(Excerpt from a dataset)
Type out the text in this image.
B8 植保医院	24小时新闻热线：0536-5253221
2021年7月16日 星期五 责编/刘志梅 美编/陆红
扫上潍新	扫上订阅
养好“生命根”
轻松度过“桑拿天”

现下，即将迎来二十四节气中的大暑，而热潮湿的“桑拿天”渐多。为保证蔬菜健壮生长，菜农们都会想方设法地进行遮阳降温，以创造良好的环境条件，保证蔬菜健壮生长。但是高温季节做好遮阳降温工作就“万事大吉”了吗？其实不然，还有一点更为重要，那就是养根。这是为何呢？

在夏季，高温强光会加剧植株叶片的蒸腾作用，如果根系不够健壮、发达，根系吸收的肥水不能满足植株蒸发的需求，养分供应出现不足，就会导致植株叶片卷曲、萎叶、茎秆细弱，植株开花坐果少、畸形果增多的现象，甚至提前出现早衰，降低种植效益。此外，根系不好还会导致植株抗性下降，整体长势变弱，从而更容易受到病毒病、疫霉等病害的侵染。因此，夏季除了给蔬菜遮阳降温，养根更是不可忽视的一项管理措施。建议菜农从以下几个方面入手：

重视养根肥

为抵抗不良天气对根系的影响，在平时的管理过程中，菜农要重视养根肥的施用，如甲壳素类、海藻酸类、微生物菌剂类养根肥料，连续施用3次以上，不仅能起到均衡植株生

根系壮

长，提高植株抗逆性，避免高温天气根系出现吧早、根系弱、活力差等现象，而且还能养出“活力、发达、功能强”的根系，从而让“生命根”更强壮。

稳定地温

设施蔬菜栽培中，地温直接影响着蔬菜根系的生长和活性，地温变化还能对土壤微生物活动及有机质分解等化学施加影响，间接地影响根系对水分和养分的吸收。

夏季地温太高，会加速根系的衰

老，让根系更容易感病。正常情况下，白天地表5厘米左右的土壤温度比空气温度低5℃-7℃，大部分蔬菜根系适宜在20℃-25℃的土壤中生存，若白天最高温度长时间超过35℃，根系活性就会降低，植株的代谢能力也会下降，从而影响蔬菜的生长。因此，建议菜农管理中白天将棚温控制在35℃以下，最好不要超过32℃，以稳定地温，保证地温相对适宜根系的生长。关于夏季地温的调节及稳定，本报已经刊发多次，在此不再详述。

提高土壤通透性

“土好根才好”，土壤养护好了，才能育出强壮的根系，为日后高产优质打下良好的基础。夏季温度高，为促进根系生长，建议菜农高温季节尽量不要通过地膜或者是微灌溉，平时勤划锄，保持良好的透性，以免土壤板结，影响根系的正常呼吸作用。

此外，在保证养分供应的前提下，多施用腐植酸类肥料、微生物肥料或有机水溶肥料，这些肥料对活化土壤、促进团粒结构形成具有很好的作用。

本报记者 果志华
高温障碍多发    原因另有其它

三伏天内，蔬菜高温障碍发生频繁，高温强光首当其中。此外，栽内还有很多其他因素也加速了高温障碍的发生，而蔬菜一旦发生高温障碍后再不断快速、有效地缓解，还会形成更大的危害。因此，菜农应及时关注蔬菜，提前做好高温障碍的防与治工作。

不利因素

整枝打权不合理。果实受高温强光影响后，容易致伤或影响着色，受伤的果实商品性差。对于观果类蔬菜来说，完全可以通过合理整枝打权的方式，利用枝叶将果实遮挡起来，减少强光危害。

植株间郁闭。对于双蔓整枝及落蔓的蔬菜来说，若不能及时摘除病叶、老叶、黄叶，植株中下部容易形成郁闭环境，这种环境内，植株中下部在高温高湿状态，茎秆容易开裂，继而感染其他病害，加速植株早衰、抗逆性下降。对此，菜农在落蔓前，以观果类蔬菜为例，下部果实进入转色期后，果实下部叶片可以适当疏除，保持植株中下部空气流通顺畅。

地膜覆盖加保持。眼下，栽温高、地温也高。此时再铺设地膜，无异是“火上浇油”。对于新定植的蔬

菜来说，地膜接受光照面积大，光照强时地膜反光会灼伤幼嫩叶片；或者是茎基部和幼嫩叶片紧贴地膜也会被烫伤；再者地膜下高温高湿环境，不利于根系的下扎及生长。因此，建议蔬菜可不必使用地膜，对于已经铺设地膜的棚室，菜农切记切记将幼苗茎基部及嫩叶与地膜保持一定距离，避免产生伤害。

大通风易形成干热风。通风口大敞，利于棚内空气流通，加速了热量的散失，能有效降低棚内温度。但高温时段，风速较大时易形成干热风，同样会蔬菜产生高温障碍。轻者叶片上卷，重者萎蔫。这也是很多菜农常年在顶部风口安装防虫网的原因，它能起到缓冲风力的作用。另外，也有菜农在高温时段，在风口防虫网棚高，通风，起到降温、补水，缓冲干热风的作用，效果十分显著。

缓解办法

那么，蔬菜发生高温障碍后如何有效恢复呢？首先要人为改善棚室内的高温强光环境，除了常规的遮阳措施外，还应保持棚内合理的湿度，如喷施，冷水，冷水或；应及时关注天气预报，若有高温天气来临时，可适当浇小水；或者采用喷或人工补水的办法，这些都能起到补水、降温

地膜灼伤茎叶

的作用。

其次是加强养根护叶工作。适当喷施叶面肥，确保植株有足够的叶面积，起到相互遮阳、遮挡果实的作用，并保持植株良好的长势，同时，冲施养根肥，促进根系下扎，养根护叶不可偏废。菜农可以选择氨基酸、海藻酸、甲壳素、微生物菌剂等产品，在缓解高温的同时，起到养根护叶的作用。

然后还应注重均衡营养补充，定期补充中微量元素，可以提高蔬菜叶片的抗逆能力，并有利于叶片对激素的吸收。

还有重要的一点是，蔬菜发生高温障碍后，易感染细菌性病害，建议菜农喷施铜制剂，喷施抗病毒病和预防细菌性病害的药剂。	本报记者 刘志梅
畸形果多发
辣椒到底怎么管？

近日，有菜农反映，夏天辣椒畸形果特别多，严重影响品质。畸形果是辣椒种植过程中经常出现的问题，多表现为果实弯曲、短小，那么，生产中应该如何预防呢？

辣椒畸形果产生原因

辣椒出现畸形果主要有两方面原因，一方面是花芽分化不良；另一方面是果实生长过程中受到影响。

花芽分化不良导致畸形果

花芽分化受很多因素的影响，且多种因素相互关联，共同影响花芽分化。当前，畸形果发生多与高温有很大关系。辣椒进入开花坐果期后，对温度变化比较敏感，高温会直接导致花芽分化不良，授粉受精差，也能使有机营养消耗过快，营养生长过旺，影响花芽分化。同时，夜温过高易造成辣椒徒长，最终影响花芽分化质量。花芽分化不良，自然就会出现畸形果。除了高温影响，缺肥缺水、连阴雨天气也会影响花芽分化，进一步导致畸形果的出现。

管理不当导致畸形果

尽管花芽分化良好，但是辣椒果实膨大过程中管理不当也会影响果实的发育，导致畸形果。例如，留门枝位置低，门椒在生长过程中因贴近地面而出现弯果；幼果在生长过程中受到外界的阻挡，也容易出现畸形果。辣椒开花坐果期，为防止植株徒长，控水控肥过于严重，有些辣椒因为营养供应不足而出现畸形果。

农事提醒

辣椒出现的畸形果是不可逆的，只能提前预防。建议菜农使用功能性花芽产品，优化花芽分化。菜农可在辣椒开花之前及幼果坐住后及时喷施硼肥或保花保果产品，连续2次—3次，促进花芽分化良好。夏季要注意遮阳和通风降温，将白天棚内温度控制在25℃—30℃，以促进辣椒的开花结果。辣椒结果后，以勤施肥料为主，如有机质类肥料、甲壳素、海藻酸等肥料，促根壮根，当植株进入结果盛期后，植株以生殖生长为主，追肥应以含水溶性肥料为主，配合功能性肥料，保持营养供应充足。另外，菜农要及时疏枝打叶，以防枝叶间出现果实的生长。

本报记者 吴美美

What you need to do:
Take the listing above and write it out again exactly.

Exercise output:
Type out the text in this image.
B8 植保医院	24小时新闻热线：0536-5253221
2021年7月16日 星期五 责编/刘志梅 美编/陆红
扫上潍新	扫上订阅
养好“生命根”
轻松度过“桑拿天”

现下，即将迎来二十四节气中的大暑，而热潮湿的“桑拿天”渐多。为保证蔬菜健壮生长，菜农们都会想方设法地进行遮阳降温，以创造良好的环境条件，保证蔬菜健壮生长。但是高温季节做好遮阳降温工作就“万事大吉”了吗？其实不然，还有一点更为重要，那就是养根。这是为何呢？

在夏季，高温强光会加剧植株叶片的蒸腾作用，如果根系不够健壮、发达，根系吸收的肥水不能满足植株蒸发的需求，养分供应出现不足，就会导致植株叶片卷曲、萎叶、茎秆细弱，植株开花坐果少、畸形果增多的现象，甚至提前出现早衰，降低种植效益。此外，根系不好还会导致植株抗性下降，整体长势变弱，从而更容易受到病毒病、疫霉等病害的侵染。因此，夏季除了给蔬菜遮阳降温，养根更是不可忽视的一项管理措施。建议菜农从以下几个方面入手：

重视养根肥

为抵抗不良天气对根系的影响，在平时的管理过程中，菜农要重视养根肥的施用，如甲壳素类、海藻酸类、微生物菌剂类养根肥料，连续施用3次以上，不仅能起到均衡植株生

根系壮

长，提高植株抗逆性，避免高温天气根系出现吧早、根系弱、活力差等现象，而且还能养出“活力、发达、功能强”的根系，从而让“生命根”更强壮。

稳定地温

设施蔬菜栽培中，地温直接影响着蔬菜根系的生长和活性，地温变化还能对土壤微生物活动及有机质分解等化学施加影响，间接地影响根系对水分和养分的吸收。

夏季地温太高，会加速根系的衰

老，让根系更容易感病。正常情况下，白天地表5厘米左右的土壤温度比空气温度低5℃-7℃，大部分蔬菜根系适宜在20℃-25℃的土壤中生存，若白天最高温度长时间超过35℃，根系活性就会降低，植株的代谢能力也会下降，从而影响蔬菜的生长。因此，建议菜农管理中白天将棚温控制在35℃以下，最好不要超过32℃，以稳定地温，保证地温相对适宜根系的生长。关于夏季地温的调节及稳定，本报已经刊发多次，在此不再详述。

提高土壤通透性

“土好根才好”，土壤养护好了，才能育出强壮的根系，为日后高产优质打下良好的基础。夏季温度高，为促进根系生长，建议菜农高温季节尽量不要通过地膜或者是微灌溉，平时勤划锄，保持良好的透性，以免土壤板结，影响根系的正常呼吸作用。

此外，在保证养分供应的前提下，多施用腐植酸类肥料、微生物肥料或有机水溶肥料，这些肥料对活化土壤、促进团粒结构形成具有很好的作用。

本报记者 果志华
高温障碍多发    原因另有其它

三伏天内，蔬菜高温障碍发生频繁，高温强光首当其中。此外，栽内还有很多其他因素也加速了高温障碍的发生，而蔬菜一旦发生高温障碍后再不断快速、有效地缓解，还会形成更大的危害。因此，菜农应及时关注蔬菜，提前做好高温障碍的防与治工作。

不利因素

整枝打权不合理。果实受高温强光影响后，容易致伤或影响着色，受伤的果实商品性差。对于观果类蔬菜来说，完全可以通过合理整枝打权的方式，利用枝叶将果实遮挡起来，减少强光危害。

植株间郁闭。对于双蔓整枝及落蔓的蔬菜来说，若不能及时摘除病叶、老叶、黄叶，植株中下部容易形成郁闭环境，这种环境内，植株中下部在高温高湿状态，茎秆容易开裂，继而感染其他病害，加速植株早衰、抗逆性下降。对此，菜农在落蔓前，以观果类蔬菜为例，下部果实进入转色期后，果实下部叶片可以适当疏除，保持植株中下部空气流通顺畅。

地膜覆盖加保持。眼下，栽温高、地温也高。此时再铺设地膜，无异是“火上浇油”。对于新定植的蔬

菜来说，地膜接受光照面积大，光照强时地膜反光会灼伤幼嫩叶片；或者是茎基部和幼嫩叶片紧贴地膜也会被烫伤；再者地膜下高温高湿环境，不利于根系的下扎及生长。因此，建议蔬菜可不必使用地膜，对于已经铺设地膜的棚室，菜农切记切记将幼苗茎基部及嫩叶与地膜保持一定距离，避免产生伤害。

大通风易形成干热风。通风口大敞，利于棚内空气流通，加速了热量的散失，能有效降低棚内温度。但高温时段，风速较大时易形成干热风，同样会蔬菜产生高温障碍。轻者叶片上卷，重者萎蔫。这也是很多菜农常年在顶部风口安装防虫网的原因，它能起到缓冲风力的作用。另外，也有菜农在高温时段，在风口防虫网棚高，通风，起到降温、补水，缓冲干热风的作用，效果十分显著。

缓解办法

那么，蔬菜发生高温障碍后如何有效恢复呢？首先要人为改善棚室内的高温强光环境，除了常规的遮阳措施外，还应保持棚内合理的湿度，如喷施，冷水，冷水或；应及时关注天气预报，若有高温天气来临时，可适当浇小水；或者采用喷或人工补水的办法，这些都能起到补水、降温

地膜灼伤茎叶

的作用。

其次是加强养根护叶工作。适当喷施叶面肥，确保植株有足够的叶面积，起到相互遮阳、遮挡果实的作用，并保持植株良好的长势，同时，冲施养根肥，促进根系下扎，养根护叶不可偏废。菜农可以选择氨基酸、海藻酸、甲壳素、微生物菌剂等产品，在缓解高温的同时，起到养根护叶的作用。

然后还应注重均衡营养补充，定期补充中微量元素，可以提高蔬菜叶片的抗逆能力，并有利于叶片对激素的吸收。

还有重要的一点是，蔬菜发生高温障碍后，易感染细菌性病害，建议菜农喷施铜制剂，喷施抗病毒病和预防细菌性病害的药剂。	本报记者 刘志梅
畸形果多发
辣椒到底怎么管？

近日，有菜农反映，夏天辣椒畸形果特别多，严重影响品质。畸形果是辣椒种植过程中经常出现的问题，多表现为果实弯曲、短小，那么，生产中应该如何预防呢？

辣椒畸形果产生原因

辣椒出现畸形果主要有两方面原因，一方面是花芽分化不良；另一方面是果实生长过程中受到影响。

花芽分化不良导致畸形果

花芽分化受很多因素的影响，且多种因素相互关联，共同影响花芽分化。当前，畸形果发生多与高温有很大关系。辣椒进入开花坐果期后，对温度变化比较敏感，高温会直接导致花芽分化不良，授粉受精差，也能使有机营养消耗过快，营养生长过旺，影响花芽分化。同时，夜温过高易造成辣椒徒长，最终影响花芽分化质量。花芽分化不良，自然就会出现畸形果。除了高温影响，缺肥缺水、连阴雨天气也会影响花芽分化，进一步导致畸形果的出现。

管理不当导致畸形果

尽管花芽分化良好，但是辣椒果实膨大过程中管理不当也会影响果实的发育，导致畸形果。例如，留门枝位置低，门椒在生长过程中因贴近地面而出现弯果；幼果在生长过程中受到外界的阻挡，也容易出现畸形果。辣椒开花坐果期，为防止植株徒长，控水控肥过于严重，有些辣椒因为营养供应不足而出现畸形果。

农事提醒

辣椒出现的畸形果是不可逆的，只能提前预防。建议菜农使用功能性花芽产品，优化花芽分化。菜农可在辣椒开花之前及幼果坐住后及时喷施硼肥或保花保果产品，连续2次—3次，促进花芽分化良好。夏季要注意遮阳和通风降温，将白天棚内温度控制在25℃—30℃，以促进辣椒的开花结果。辣椒结果后，以勤施肥料为主，如有机质类肥料、甲壳素、海藻酸等肥料，促根壮根，当植株进入结果盛期后，植株以生殖生长为主，追肥应以含水溶性肥料为主，配合功能性肥料，保持营养供应充足。另外，菜农要及时疏枝打叶，以防枝叶间出现果实的生长。

本报记者 吴美美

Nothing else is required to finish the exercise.